DO THIS: All records must be quoted exactly. Omit the pictures.

MATERIALS PROVIDED:
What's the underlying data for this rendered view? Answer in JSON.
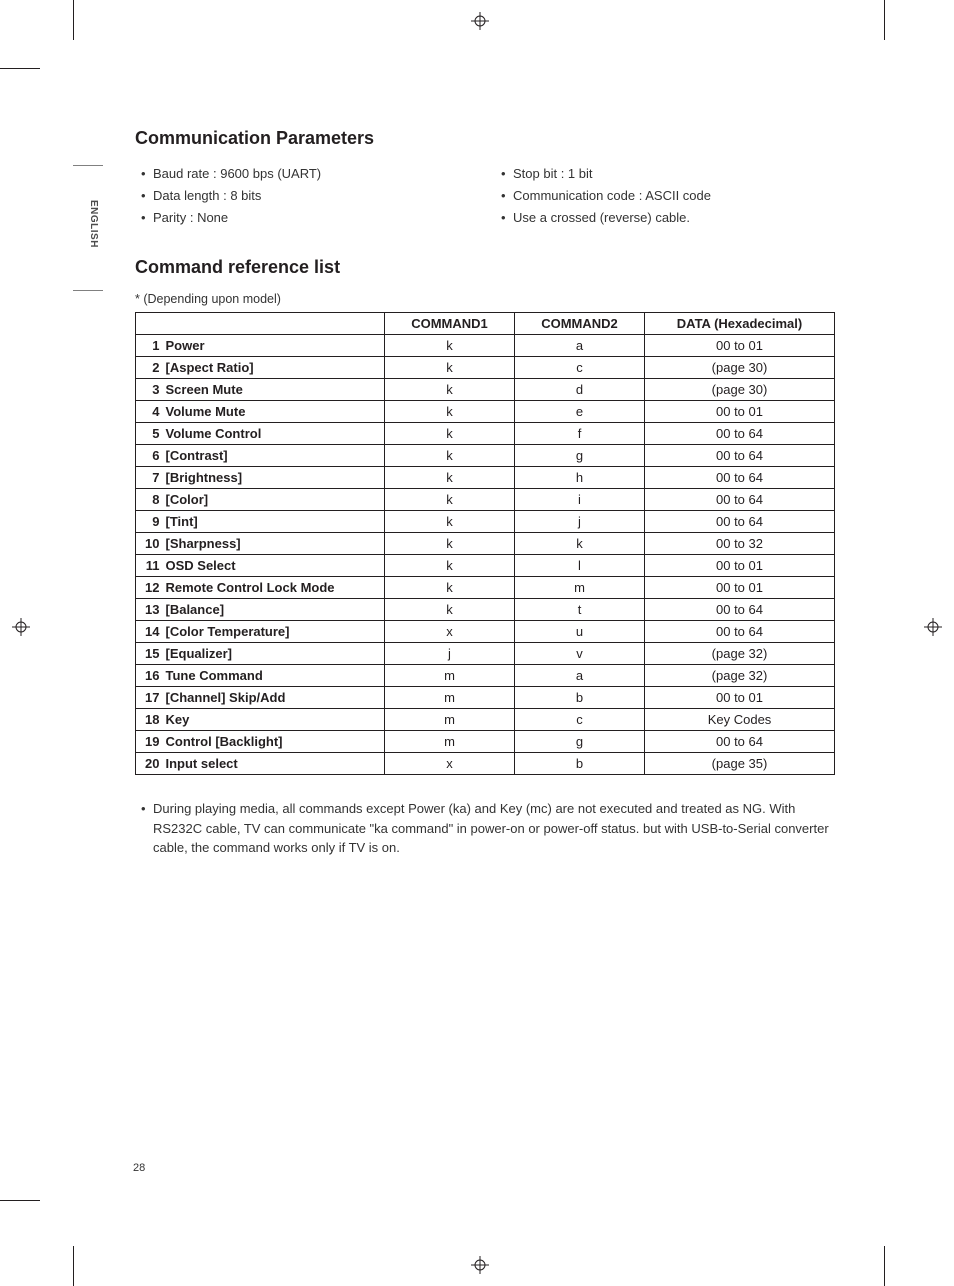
{
  "lang_tab": "ENGLISH",
  "page_number": "28",
  "section1_title": "Communication Parameters",
  "params_left": [
    "Baud rate : 9600 bps (UART)",
    "Data length : 8 bits",
    "Parity : None"
  ],
  "params_right": [
    "Stop bit : 1 bit",
    "Communication code : ASCII code",
    "Use a crossed (reverse) cable."
  ],
  "section2_title": "Command reference list",
  "depending_note": "*  (Depending upon model)",
  "table": {
    "headers": [
      "COMMAND1",
      "COMMAND2",
      "DATA (Hexadecimal)"
    ],
    "rows": [
      {
        "n": "1",
        "name": "Power",
        "c1": "k",
        "c2": "a",
        "d": "00 to 01"
      },
      {
        "n": "2",
        "name": "[Aspect Ratio]",
        "c1": "k",
        "c2": "c",
        "d": "(page 30)"
      },
      {
        "n": "3",
        "name": "Screen Mute",
        "c1": "k",
        "c2": "d",
        "d": "(page 30)"
      },
      {
        "n": "4",
        "name": "Volume Mute",
        "c1": "k",
        "c2": "e",
        "d": "00 to 01"
      },
      {
        "n": "5",
        "name": "Volume Control",
        "c1": "k",
        "c2": "f",
        "d": "00 to 64"
      },
      {
        "n": "6",
        "name": "[Contrast]",
        "c1": "k",
        "c2": "g",
        "d": "00 to 64"
      },
      {
        "n": "7",
        "name": "[Brightness]",
        "c1": "k",
        "c2": "h",
        "d": "00 to 64"
      },
      {
        "n": "8",
        "name": "[Color]",
        "c1": "k",
        "c2": "i",
        "d": "00 to 64"
      },
      {
        "n": "9",
        "name": "[Tint]",
        "c1": "k",
        "c2": "j",
        "d": "00 to 64"
      },
      {
        "n": "10",
        "name": "[Sharpness]",
        "c1": "k",
        "c2": "k",
        "d": "00 to 32"
      },
      {
        "n": "11",
        "name": "OSD Select",
        "c1": "k",
        "c2": "l",
        "d": "00 to 01"
      },
      {
        "n": "12",
        "name": "Remote Control Lock Mode",
        "c1": "k",
        "c2": "m",
        "d": "00 to 01"
      },
      {
        "n": "13",
        "name": "[Balance]",
        "c1": "k",
        "c2": "t",
        "d": "00 to 64"
      },
      {
        "n": "14",
        "name": "[Color Temperature]",
        "c1": "x",
        "c2": "u",
        "d": "00 to 64"
      },
      {
        "n": "15",
        "name": "[Equalizer]",
        "c1": "j",
        "c2": "v",
        "d": "(page 32)"
      },
      {
        "n": "16",
        "name": "Tune Command",
        "c1": "m",
        "c2": "a",
        "d": "(page 32)"
      },
      {
        "n": "17",
        "name": "[Channel] Skip/Add",
        "c1": "m",
        "c2": "b",
        "d": "00 to 01"
      },
      {
        "n": "18",
        "name": "Key",
        "c1": "m",
        "c2": "c",
        "d": "Key Codes"
      },
      {
        "n": "19",
        "name": "Control [Backlight]",
        "c1": "m",
        "c2": "g",
        "d": "00 to 64"
      },
      {
        "n": "20",
        "name": "Input select",
        "c1": "x",
        "c2": "b",
        "d": "(page 35)"
      }
    ]
  },
  "note": "During playing media, all commands except Power (ka) and Key (mc) are not executed and treated as NG. With RS232C cable, TV can communicate \"ka command\" in power-on or power-off status. but with USB-to-Serial converter cable, the command works only if TV is on."
}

RESPONSE TO THE TASK:
What's the underlying data for this rendered view? Answer in JSON.
{
  "lang_tab": "ENGLISH",
  "page_number": "28",
  "section1_title": "Communication Parameters",
  "params_left": [
    "Baud rate : 9600 bps (UART)",
    "Data length : 8 bits",
    "Parity : None"
  ],
  "params_right": [
    "Stop bit : 1 bit",
    "Communication code : ASCII code",
    "Use a crossed (reverse) cable."
  ],
  "section2_title": "Command reference list",
  "depending_note": "*  (Depending upon model)",
  "table": {
    "headers": [
      "COMMAND1",
      "COMMAND2",
      "DATA (Hexadecimal)"
    ],
    "rows": [
      {
        "n": "1",
        "name": "Power",
        "c1": "k",
        "c2": "a",
        "d": "00 to 01"
      },
      {
        "n": "2",
        "name": "[Aspect Ratio]",
        "c1": "k",
        "c2": "c",
        "d": "(page 30)"
      },
      {
        "n": "3",
        "name": "Screen Mute",
        "c1": "k",
        "c2": "d",
        "d": "(page 30)"
      },
      {
        "n": "4",
        "name": "Volume Mute",
        "c1": "k",
        "c2": "e",
        "d": "00 to 01"
      },
      {
        "n": "5",
        "name": "Volume Control",
        "c1": "k",
        "c2": "f",
        "d": "00 to 64"
      },
      {
        "n": "6",
        "name": "[Contrast]",
        "c1": "k",
        "c2": "g",
        "d": "00 to 64"
      },
      {
        "n": "7",
        "name": "[Brightness]",
        "c1": "k",
        "c2": "h",
        "d": "00 to 64"
      },
      {
        "n": "8",
        "name": "[Color]",
        "c1": "k",
        "c2": "i",
        "d": "00 to 64"
      },
      {
        "n": "9",
        "name": "[Tint]",
        "c1": "k",
        "c2": "j",
        "d": "00 to 64"
      },
      {
        "n": "10",
        "name": "[Sharpness]",
        "c1": "k",
        "c2": "k",
        "d": "00 to 32"
      },
      {
        "n": "11",
        "name": "OSD Select",
        "c1": "k",
        "c2": "l",
        "d": "00 to 01"
      },
      {
        "n": "12",
        "name": "Remote Control Lock Mode",
        "c1": "k",
        "c2": "m",
        "d": "00 to 01"
      },
      {
        "n": "13",
        "name": "[Balance]",
        "c1": "k",
        "c2": "t",
        "d": "00 to 64"
      },
      {
        "n": "14",
        "name": "[Color Temperature]",
        "c1": "x",
        "c2": "u",
        "d": "00 to 64"
      },
      {
        "n": "15",
        "name": "[Equalizer]",
        "c1": "j",
        "c2": "v",
        "d": "(page 32)"
      },
      {
        "n": "16",
        "name": "Tune Command",
        "c1": "m",
        "c2": "a",
        "d": "(page 32)"
      },
      {
        "n": "17",
        "name": "[Channel] Skip/Add",
        "c1": "m",
        "c2": "b",
        "d": "00 to 01"
      },
      {
        "n": "18",
        "name": "Key",
        "c1": "m",
        "c2": "c",
        "d": "Key Codes"
      },
      {
        "n": "19",
        "name": "Control [Backlight]",
        "c1": "m",
        "c2": "g",
        "d": "00 to 64"
      },
      {
        "n": "20",
        "name": "Input select",
        "c1": "x",
        "c2": "b",
        "d": "(page 35)"
      }
    ]
  },
  "note": "During playing media, all commands except Power (ka) and Key (mc) are not executed and treated as NG. With RS232C cable, TV can communicate \"ka command\" in power-on or power-off status. but with USB-to-Serial converter cable, the command works only if TV is on."
}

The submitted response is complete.